*Exercise requirements:* Go through the records underneath and write each one out again exactly.

*Stored records:*

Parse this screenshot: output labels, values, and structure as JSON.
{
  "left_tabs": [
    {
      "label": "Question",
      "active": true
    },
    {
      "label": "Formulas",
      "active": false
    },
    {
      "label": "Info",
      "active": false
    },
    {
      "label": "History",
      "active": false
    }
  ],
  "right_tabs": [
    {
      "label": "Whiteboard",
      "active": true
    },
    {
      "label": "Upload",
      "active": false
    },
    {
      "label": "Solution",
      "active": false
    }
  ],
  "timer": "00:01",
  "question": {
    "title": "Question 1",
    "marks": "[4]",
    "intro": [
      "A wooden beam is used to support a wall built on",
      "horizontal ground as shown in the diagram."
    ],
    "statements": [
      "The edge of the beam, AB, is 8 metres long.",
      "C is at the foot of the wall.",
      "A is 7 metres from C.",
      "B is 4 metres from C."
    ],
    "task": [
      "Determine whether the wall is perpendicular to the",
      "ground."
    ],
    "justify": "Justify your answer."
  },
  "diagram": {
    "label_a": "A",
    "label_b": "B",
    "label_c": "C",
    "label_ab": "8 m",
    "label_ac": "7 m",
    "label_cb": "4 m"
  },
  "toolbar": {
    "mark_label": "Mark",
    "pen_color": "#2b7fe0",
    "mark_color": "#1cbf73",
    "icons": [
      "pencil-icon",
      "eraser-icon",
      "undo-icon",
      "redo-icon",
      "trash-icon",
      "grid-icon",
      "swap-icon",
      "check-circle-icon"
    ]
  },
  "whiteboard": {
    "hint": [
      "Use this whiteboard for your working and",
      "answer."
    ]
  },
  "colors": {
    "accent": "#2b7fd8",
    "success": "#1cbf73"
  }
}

*Reply:*
Parse this screenshot: output labels, values, and structure as JSON.
{
  "left_tabs": [
    {
      "label": "Question",
      "active": true
    },
    {
      "label": "Formulas",
      "active": false
    },
    {
      "label": "Info",
      "active": false
    },
    {
      "label": "History",
      "active": false
    }
  ],
  "right_tabs": [
    {
      "label": "Whiteboard",
      "active": true
    },
    {
      "label": "Upload",
      "active": false
    },
    {
      "label": "Solution",
      "active": false
    }
  ],
  "timer": "00:01",
  "question": {
    "title": "Question 1",
    "marks": "[4]",
    "intro": [
      "A wooden beam is used to support a wall built on",
      "horizontal ground as shown in the diagram."
    ],
    "statements": [
      "The edge of the beam, AB, is 8 metres long.",
      "C is at the foot of the wall.",
      "A is 7 metres from C.",
      "B is 4 metres from C."
    ],
    "task": [
      "Determine whether the wall is perpendicular to the",
      "ground."
    ],
    "justify": "Justify your answer."
  },
  "diagram": {
    "label_a": "A",
    "label_b": "B",
    "label_c": "C",
    "label_ab": "8 m",
    "label_ac": "7 m",
    "label_cb": "4 m"
  },
  "toolbar": {
    "mark_label": "Mark",
    "pen_color": "#2b7fe0",
    "mark_color": "#1cbf73",
    "icons": [
      "pencil-icon",
      "eraser-icon",
      "undo-icon",
      "redo-icon",
      "trash-icon",
      "grid-icon",
      "swap-icon",
      "check-circle-icon"
    ]
  },
  "whiteboard": {
    "hint": [
      "Use this whiteboard for your working and",
      "answer."
    ]
  },
  "colors": {
    "accent": "#2b7fd8",
    "success": "#1cbf73"
  }
}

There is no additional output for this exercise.